STATED PROBLEM
Once the pictures are set aside, transcribe the remaining data exactly.

(Entries with figure data)
(begin)
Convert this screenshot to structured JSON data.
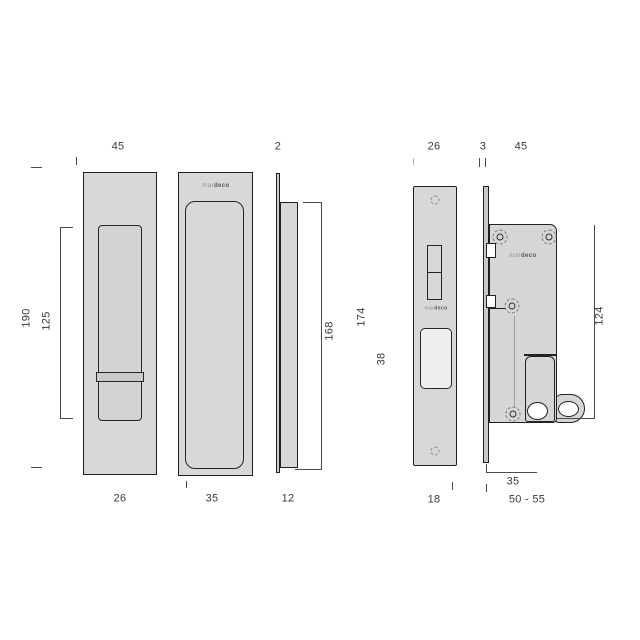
{
  "title": "Sliding door flush pull and mortice lock technical drawing",
  "brand": {
    "prefix": "mar",
    "suffix": "deco"
  },
  "views": {
    "pull_exterior": {
      "dim_width_top": "45",
      "dim_overall_height": "190",
      "dim_recess_height": "125",
      "dim_recess_width": "26"
    },
    "pull_interior": {
      "dim_recess_width": "35"
    },
    "pull_profile": {
      "dim_plate_thickness": "2",
      "dim_body_height": "168",
      "dim_overall_height": "174",
      "dim_depth": "38",
      "dim_body_thickness": "12"
    },
    "lock_faceplate": {
      "dim_width": "26",
      "dim_opening_width": "18"
    },
    "lock_case": {
      "dim_plate_thickness": "3",
      "dim_case_width": "45",
      "dim_case_height": "124",
      "dim_backset": "35",
      "dim_door_thickness": "50 - 55"
    }
  }
}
(end)
WRITTEN SOLUTION
Convert this screenshot to structured JSON data.
{
  "title": "Sliding door flush pull and mortice lock technical drawing",
  "brand": {
    "prefix": "mar",
    "suffix": "deco"
  },
  "views": {
    "pull_exterior": {
      "dim_width_top": "45",
      "dim_overall_height": "190",
      "dim_recess_height": "125",
      "dim_recess_width": "26"
    },
    "pull_interior": {
      "dim_recess_width": "35"
    },
    "pull_profile": {
      "dim_plate_thickness": "2",
      "dim_body_height": "168",
      "dim_overall_height": "174",
      "dim_depth": "38",
      "dim_body_thickness": "12"
    },
    "lock_faceplate": {
      "dim_width": "26",
      "dim_opening_width": "18"
    },
    "lock_case": {
      "dim_plate_thickness": "3",
      "dim_case_width": "45",
      "dim_case_height": "124",
      "dim_backset": "35",
      "dim_door_thickness": "50 - 55"
    }
  }
}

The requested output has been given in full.